Leave out the pictures and reproduce all of the data exactly.
++++++++++
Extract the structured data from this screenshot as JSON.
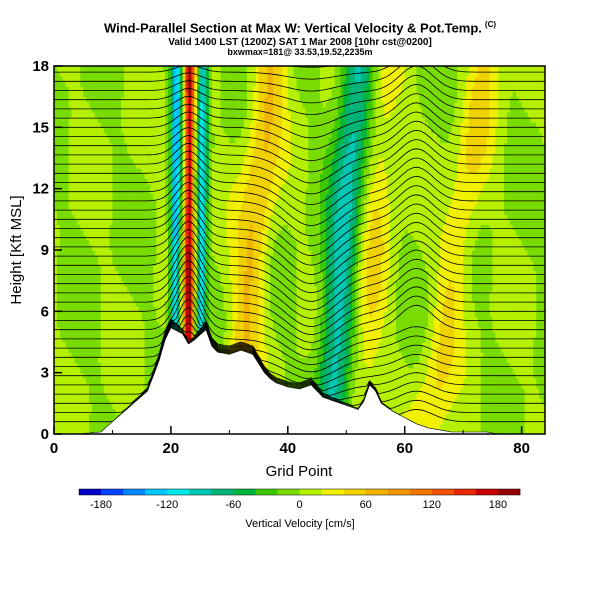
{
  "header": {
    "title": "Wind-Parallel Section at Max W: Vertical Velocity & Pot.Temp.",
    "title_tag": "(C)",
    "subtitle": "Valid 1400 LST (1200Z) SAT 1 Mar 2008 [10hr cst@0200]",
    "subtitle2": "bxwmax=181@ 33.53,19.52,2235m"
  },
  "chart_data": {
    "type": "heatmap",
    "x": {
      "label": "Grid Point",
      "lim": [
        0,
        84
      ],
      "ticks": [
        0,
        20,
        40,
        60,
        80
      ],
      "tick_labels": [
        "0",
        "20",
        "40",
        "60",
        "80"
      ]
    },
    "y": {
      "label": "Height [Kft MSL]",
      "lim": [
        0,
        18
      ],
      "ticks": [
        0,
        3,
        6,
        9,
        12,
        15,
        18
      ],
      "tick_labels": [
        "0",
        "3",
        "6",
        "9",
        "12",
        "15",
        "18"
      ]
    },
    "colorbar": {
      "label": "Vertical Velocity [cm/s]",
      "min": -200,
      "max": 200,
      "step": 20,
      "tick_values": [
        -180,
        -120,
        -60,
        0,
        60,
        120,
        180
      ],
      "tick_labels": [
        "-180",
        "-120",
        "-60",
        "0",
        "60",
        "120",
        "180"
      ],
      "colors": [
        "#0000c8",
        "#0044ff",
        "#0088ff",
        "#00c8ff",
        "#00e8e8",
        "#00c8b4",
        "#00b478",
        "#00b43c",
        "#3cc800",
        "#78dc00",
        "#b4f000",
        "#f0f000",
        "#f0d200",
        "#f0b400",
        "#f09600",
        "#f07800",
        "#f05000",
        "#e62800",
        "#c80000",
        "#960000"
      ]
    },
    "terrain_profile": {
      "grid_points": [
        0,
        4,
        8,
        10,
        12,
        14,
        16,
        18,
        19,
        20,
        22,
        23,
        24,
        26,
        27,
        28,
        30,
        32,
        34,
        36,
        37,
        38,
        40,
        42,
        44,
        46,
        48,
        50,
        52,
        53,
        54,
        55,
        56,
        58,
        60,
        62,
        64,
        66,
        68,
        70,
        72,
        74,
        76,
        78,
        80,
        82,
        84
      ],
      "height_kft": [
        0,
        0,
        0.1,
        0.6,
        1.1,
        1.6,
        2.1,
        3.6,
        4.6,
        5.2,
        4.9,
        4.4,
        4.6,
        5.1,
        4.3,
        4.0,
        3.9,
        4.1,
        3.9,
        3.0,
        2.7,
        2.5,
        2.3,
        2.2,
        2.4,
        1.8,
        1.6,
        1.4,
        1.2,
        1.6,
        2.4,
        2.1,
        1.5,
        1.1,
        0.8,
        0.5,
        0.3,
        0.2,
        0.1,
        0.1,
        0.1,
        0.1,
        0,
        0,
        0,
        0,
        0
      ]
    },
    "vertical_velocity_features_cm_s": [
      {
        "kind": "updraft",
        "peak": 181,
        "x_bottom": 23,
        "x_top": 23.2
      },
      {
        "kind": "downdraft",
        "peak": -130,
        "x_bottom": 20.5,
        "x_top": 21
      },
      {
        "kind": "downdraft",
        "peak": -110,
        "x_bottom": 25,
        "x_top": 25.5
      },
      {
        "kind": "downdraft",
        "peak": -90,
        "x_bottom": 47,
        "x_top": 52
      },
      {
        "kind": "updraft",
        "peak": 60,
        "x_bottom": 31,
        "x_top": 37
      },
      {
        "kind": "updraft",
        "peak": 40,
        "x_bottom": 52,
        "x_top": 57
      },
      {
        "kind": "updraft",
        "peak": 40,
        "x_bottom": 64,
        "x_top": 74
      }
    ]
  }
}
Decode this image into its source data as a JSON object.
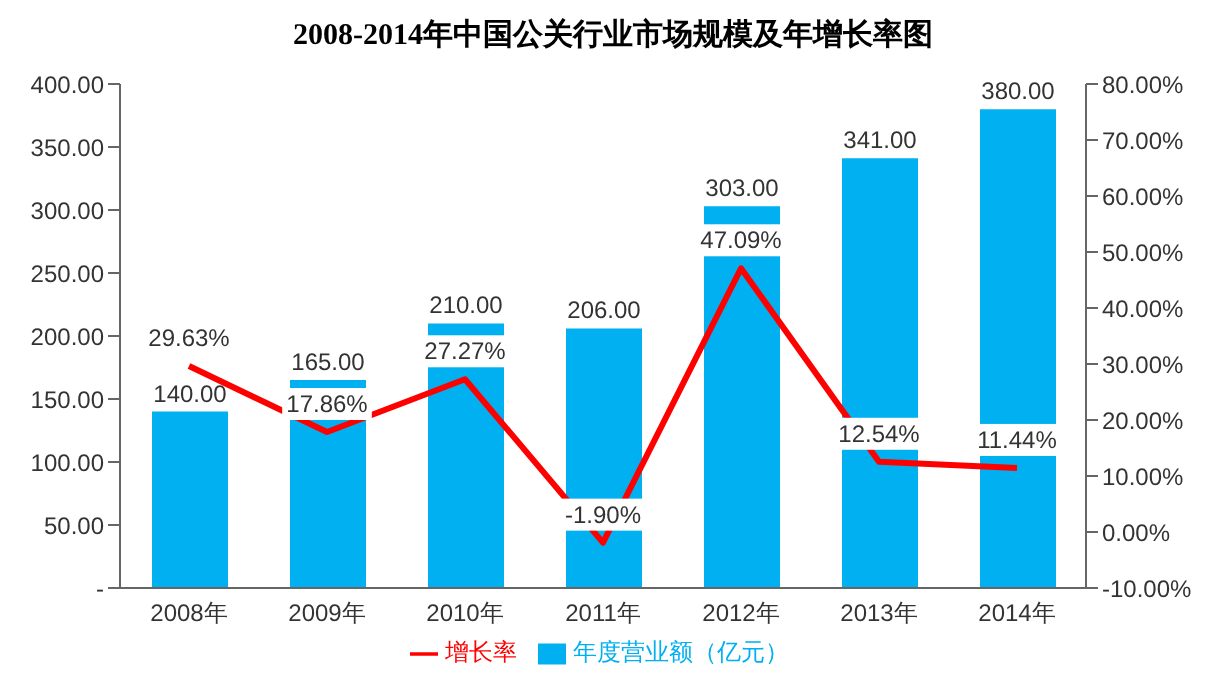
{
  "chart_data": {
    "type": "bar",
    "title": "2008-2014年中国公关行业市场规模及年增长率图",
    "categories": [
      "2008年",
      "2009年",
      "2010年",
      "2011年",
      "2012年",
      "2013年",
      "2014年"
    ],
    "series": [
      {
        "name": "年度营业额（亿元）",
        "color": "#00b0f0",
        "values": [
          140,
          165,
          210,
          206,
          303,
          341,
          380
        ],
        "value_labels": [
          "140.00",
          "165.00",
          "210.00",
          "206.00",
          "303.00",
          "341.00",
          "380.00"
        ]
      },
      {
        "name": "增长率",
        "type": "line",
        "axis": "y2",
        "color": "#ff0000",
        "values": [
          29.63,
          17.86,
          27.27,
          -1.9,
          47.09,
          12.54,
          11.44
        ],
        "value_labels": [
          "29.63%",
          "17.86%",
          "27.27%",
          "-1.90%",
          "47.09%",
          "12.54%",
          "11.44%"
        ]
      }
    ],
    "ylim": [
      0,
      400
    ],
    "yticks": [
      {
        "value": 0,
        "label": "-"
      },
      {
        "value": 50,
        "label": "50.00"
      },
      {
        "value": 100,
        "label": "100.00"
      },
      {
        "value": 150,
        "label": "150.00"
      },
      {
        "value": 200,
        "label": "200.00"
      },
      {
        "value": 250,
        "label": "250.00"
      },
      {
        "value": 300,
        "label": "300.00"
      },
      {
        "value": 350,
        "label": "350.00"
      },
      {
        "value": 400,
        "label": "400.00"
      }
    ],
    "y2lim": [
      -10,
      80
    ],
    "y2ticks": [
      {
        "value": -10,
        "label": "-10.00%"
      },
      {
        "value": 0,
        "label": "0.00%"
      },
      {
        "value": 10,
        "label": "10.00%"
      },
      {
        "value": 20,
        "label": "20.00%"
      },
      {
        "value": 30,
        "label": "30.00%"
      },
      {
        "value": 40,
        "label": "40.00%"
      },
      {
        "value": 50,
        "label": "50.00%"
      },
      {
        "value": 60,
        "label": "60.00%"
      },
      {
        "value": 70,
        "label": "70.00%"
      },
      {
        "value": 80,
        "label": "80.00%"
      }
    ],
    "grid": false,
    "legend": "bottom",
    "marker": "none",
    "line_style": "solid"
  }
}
++++++++++
[Task response]
Extract the structured data from this screenshot as JSON.
{
  "header": {
    "title": "Wind-Parallel Section at Max W: Vertical Velocity & Pot.Temp.",
    "title_tag": "(C)",
    "subtitle": "Valid 1400 LST (1200Z) SAT 1 Mar 2008 [10hr cst@0200]",
    "subtitle2": "bxwmax=181@ 33.53,19.52,2235m"
  },
  "chart_data": {
    "type": "heatmap",
    "x": {
      "label": "Grid Point",
      "lim": [
        0,
        84
      ],
      "ticks": [
        0,
        20,
        40,
        60,
        80
      ],
      "tick_labels": [
        "0",
        "20",
        "40",
        "60",
        "80"
      ]
    },
    "y": {
      "label": "Height [Kft MSL]",
      "lim": [
        0,
        18
      ],
      "ticks": [
        0,
        3,
        6,
        9,
        12,
        15,
        18
      ],
      "tick_labels": [
        "0",
        "3",
        "6",
        "9",
        "12",
        "15",
        "18"
      ]
    },
    "colorbar": {
      "label": "Vertical Velocity [cm/s]",
      "min": -200,
      "max": 200,
      "step": 20,
      "tick_values": [
        -180,
        -120,
        -60,
        0,
        60,
        120,
        180
      ],
      "tick_labels": [
        "-180",
        "-120",
        "-60",
        "0",
        "60",
        "120",
        "180"
      ],
      "colors": [
        "#0000c8",
        "#0044ff",
        "#0088ff",
        "#00c8ff",
        "#00e8e8",
        "#00c8b4",
        "#00b478",
        "#00b43c",
        "#3cc800",
        "#78dc00",
        "#b4f000",
        "#f0f000",
        "#f0d200",
        "#f0b400",
        "#f09600",
        "#f07800",
        "#f05000",
        "#e62800",
        "#c80000",
        "#960000"
      ]
    },
    "terrain_profile": {
      "grid_points": [
        0,
        4,
        8,
        10,
        12,
        14,
        16,
        18,
        19,
        20,
        22,
        23,
        24,
        26,
        27,
        28,
        30,
        32,
        34,
        36,
        37,
        38,
        40,
        42,
        44,
        46,
        48,
        50,
        52,
        53,
        54,
        55,
        56,
        58,
        60,
        62,
        64,
        66,
        68,
        70,
        72,
        74,
        76,
        78,
        80,
        82,
        84
      ],
      "height_kft": [
        0,
        0,
        0.1,
        0.6,
        1.1,
        1.6,
        2.1,
        3.6,
        4.6,
        5.2,
        4.9,
        4.4,
        4.6,
        5.1,
        4.3,
        4.0,
        3.9,
        4.1,
        3.9,
        3.0,
        2.7,
        2.5,
        2.3,
        2.2,
        2.4,
        1.8,
        1.6,
        1.4,
        1.2,
        1.6,
        2.4,
        2.1,
        1.5,
        1.1,
        0.8,
        0.5,
        0.3,
        0.2,
        0.1,
        0.1,
        0.1,
        0.1,
        0,
        0,
        0,
        0,
        0
      ]
    },
    "vertical_velocity_features_cm_s": [
      {
        "kind": "updraft",
        "peak": 181,
        "x_bottom": 23,
        "x_top": 23.2
      },
      {
        "kind": "downdraft",
        "peak": -130,
        "x_bottom": 20.5,
        "x_top": 21
      },
      {
        "kind": "downdraft",
        "peak": -110,
        "x_bottom": 25,
        "x_top": 25.5
      },
      {
        "kind": "downdraft",
        "peak": -90,
        "x_bottom": 47,
        "x_top": 52
      },
      {
        "kind": "updraft",
        "peak": 60,
        "x_bottom": 31,
        "x_top": 37
      },
      {
        "kind": "updraft",
        "peak": 40,
        "x_bottom": 52,
        "x_top": 57
      },
      {
        "kind": "updraft",
        "peak": 40,
        "x_bottom": 64,
        "x_top": 74
      }
    ]
  }
}
Decode this image into its source data as a JSON object.
{
  "chart_data": {
    "type": "bar",
    "title": "2008-2014年中国公关行业市场规模及年增长率图",
    "categories": [
      "2008年",
      "2009年",
      "2010年",
      "2011年",
      "2012年",
      "2013年",
      "2014年"
    ],
    "series": [
      {
        "name": "年度营业额（亿元）",
        "color": "#00b0f0",
        "values": [
          140,
          165,
          210,
          206,
          303,
          341,
          380
        ],
        "value_labels": [
          "140.00",
          "165.00",
          "210.00",
          "206.00",
          "303.00",
          "341.00",
          "380.00"
        ]
      },
      {
        "name": "增长率",
        "type": "line",
        "axis": "y2",
        "color": "#ff0000",
        "values": [
          29.63,
          17.86,
          27.27,
          -1.9,
          47.09,
          12.54,
          11.44
        ],
        "value_labels": [
          "29.63%",
          "17.86%",
          "27.27%",
          "-1.90%",
          "47.09%",
          "12.54%",
          "11.44%"
        ]
      }
    ],
    "ylim": [
      0,
      400
    ],
    "yticks": [
      {
        "value": 0,
        "label": "-"
      },
      {
        "value": 50,
        "label": "50.00"
      },
      {
        "value": 100,
        "label": "100.00"
      },
      {
        "value": 150,
        "label": "150.00"
      },
      {
        "value": 200,
        "label": "200.00"
      },
      {
        "value": 250,
        "label": "250.00"
      },
      {
        "value": 300,
        "label": "300.00"
      },
      {
        "value": 350,
        "label": "350.00"
      },
      {
        "value": 400,
        "label": "400.00"
      }
    ],
    "y2lim": [
      -10,
      80
    ],
    "y2ticks": [
      {
        "value": -10,
        "label": "-10.00%"
      },
      {
        "value": 0,
        "label": "0.00%"
      },
      {
        "value": 10,
        "label": "10.00%"
      },
      {
        "value": 20,
        "label": "20.00%"
      },
      {
        "value": 30,
        "label": "30.00%"
      },
      {
        "value": 40,
        "label": "40.00%"
      },
      {
        "value": 50,
        "label": "50.00%"
      },
      {
        "value": 60,
        "label": "60.00%"
      },
      {
        "value": 70,
        "label": "70.00%"
      },
      {
        "value": 80,
        "label": "80.00%"
      }
    ],
    "grid": false,
    "legend": "bottom",
    "marker": "none",
    "line_style": "solid"
  }
}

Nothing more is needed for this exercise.